所示文本:
解决方案: Pratt 解析(优先级爬升)。
// src/sql_parser/parser.rs
impl Parser {
fn parse_expression(&mut self) -> Result<Expression, ParserError> {
self.parse_precedence(Precedence::Lowest)
}
fn parse_precedence(&mut self, min_precedence: Precedence) -> Result<Expression, ParserError> {
// Parse left side (prefix)
let mut left = self.parse_prefix()?;
loop {
// Get operator precedence
let op_precedence = self.get_operator_precedence();
// Stop if operator has lower precedence
if op_precedence < min_precedence {
break;
}
// Parse operator and right side
left = self.parse_infix(left, op_precedence)?;
}
Ok(left)
}
fn parse_prefix(&mut self) -> Result<Expression, ParserError> {
match self.peek_token() {
Token::Identifier(name) => {
self.advance();
// Check for compound identifier (table.column)
if self.consume_token(Token::Dot) {
if let Token::Identifier(col) = self.next_token()? {
Ok(Expression::CompoundIdentifier(vec![
Ident { value: name, quote_style: None },
Ident { value: col, quote_style: None },
]))
} else {
Err(ParserError::ExpectedIdentifier)
}
} else {
Ok(Expression::Identifier(Ident { value: name, quote_style: None }))
}
}
Token::Integer(n) => {
self.advance();
Ok(Expression::LiteralNumber(n))
}
Token::Float(n) => {
self.advance();
Ok(Expression::LiteralFloat(n))
}
Token::String(s) => {
self.advance();
Ok(Expression::LiteralString(s))
}
Token::True => {
self.advance();
Ok(Expression::LiteralBoolean(true))
}
Token::False => {
self.advance();
Ok(Expression::LiteralBoolean(false))
}
Token::Null => {
self.advance();
Ok(Expression::Null)
}
Token::Minus => {
self.advance();
let expr = self.parse_precedence(Precedence::Unary)?;
Ok(Expression::UnaryOp {
op: UnaryOperator::Minus,
expr: Box::new(expr),
})
}
Token::Not => {
self.advance();
let expr = self.parse_precedence(Precedence::Unary)?;
Ok(Expression::UnaryOp {
op: UnaryOperator::Not,
expr: Box::new(expr),
})

空间标注条目:
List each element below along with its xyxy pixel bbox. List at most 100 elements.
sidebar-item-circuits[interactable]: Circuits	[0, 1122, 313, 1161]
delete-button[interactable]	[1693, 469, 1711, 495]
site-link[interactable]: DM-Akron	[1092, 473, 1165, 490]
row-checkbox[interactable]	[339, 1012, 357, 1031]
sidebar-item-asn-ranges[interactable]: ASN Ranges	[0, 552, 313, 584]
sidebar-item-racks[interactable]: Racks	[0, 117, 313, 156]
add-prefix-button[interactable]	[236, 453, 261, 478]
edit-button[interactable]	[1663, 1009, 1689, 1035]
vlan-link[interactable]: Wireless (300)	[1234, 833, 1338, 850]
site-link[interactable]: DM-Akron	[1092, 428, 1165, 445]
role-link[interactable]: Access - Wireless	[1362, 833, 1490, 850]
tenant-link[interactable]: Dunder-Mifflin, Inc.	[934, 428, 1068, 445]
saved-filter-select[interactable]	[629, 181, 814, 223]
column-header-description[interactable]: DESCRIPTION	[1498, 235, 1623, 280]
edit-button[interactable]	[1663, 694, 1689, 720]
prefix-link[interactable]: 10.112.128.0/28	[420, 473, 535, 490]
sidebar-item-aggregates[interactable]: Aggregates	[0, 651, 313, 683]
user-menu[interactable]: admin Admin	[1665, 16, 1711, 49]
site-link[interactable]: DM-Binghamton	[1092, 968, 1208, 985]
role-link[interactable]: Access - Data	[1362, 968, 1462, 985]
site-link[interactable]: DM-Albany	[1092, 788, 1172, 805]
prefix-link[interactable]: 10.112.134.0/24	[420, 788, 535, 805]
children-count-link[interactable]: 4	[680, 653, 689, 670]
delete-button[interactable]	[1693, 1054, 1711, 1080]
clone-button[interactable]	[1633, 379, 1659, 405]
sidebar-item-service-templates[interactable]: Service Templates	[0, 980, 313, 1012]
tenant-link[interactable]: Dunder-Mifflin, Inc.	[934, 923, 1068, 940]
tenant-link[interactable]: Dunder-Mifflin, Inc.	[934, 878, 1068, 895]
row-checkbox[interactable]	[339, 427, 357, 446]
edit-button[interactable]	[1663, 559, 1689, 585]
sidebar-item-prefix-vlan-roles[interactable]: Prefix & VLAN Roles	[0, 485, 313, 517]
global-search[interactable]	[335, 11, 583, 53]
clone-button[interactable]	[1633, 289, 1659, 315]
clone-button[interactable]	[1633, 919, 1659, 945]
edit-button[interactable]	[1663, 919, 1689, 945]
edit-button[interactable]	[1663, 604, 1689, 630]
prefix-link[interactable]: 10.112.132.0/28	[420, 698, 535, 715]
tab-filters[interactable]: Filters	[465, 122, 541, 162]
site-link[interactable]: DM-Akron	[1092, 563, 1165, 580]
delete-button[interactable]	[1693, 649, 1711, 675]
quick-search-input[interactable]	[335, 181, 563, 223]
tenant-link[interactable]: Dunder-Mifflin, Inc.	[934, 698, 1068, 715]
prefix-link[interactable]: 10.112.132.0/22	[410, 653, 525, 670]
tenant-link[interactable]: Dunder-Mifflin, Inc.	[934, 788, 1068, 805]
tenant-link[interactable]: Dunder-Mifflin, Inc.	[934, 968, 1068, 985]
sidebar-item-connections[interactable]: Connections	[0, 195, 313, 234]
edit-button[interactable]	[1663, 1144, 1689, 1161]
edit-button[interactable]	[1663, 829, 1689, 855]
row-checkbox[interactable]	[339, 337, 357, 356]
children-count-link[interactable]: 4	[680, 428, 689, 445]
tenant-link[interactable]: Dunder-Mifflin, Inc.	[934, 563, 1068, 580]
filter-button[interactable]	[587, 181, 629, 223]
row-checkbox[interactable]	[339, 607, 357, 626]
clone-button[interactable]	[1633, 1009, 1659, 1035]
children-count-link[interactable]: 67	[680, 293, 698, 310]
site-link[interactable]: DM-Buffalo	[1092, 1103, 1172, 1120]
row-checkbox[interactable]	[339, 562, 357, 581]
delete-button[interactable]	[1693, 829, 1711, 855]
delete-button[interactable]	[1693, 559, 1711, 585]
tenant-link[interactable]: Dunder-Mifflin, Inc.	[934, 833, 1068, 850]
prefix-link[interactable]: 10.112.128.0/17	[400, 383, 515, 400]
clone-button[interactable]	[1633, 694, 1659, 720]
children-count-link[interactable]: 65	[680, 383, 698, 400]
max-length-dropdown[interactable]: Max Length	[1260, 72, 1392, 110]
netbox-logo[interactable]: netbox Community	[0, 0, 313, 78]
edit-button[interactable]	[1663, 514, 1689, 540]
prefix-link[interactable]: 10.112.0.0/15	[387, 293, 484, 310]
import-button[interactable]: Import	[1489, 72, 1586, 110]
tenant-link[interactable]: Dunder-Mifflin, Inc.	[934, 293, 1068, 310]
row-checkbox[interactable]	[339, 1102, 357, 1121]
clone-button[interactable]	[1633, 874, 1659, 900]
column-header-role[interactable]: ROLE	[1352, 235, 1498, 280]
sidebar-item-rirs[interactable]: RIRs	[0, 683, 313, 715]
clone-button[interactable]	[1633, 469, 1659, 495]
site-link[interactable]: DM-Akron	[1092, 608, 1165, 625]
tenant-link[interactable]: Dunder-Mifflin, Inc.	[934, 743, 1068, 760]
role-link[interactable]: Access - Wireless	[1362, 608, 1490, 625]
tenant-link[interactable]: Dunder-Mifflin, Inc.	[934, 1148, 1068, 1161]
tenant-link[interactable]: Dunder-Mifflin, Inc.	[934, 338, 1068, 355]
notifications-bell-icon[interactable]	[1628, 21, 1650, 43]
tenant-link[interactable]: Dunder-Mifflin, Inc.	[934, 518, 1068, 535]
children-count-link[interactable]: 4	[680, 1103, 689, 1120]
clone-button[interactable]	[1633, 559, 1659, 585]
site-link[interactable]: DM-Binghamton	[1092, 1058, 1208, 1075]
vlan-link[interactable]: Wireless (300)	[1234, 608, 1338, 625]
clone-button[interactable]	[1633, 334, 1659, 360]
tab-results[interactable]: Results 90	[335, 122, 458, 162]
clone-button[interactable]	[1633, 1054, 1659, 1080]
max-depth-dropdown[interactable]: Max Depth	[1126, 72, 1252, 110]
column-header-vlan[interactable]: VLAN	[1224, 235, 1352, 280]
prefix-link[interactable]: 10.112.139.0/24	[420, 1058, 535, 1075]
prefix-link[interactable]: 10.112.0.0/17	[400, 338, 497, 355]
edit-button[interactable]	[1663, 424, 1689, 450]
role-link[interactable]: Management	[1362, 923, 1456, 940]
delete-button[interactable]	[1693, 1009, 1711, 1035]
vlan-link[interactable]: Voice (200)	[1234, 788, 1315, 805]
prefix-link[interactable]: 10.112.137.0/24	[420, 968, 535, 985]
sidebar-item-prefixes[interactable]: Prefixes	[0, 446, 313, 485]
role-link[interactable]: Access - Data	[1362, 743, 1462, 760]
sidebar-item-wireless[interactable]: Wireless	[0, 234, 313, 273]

任务要求: 这段解析器代码开头写明的解决方案是什么? 回答时只以文本为依据。

最终答案: Pratt 解析(优先级爬升)。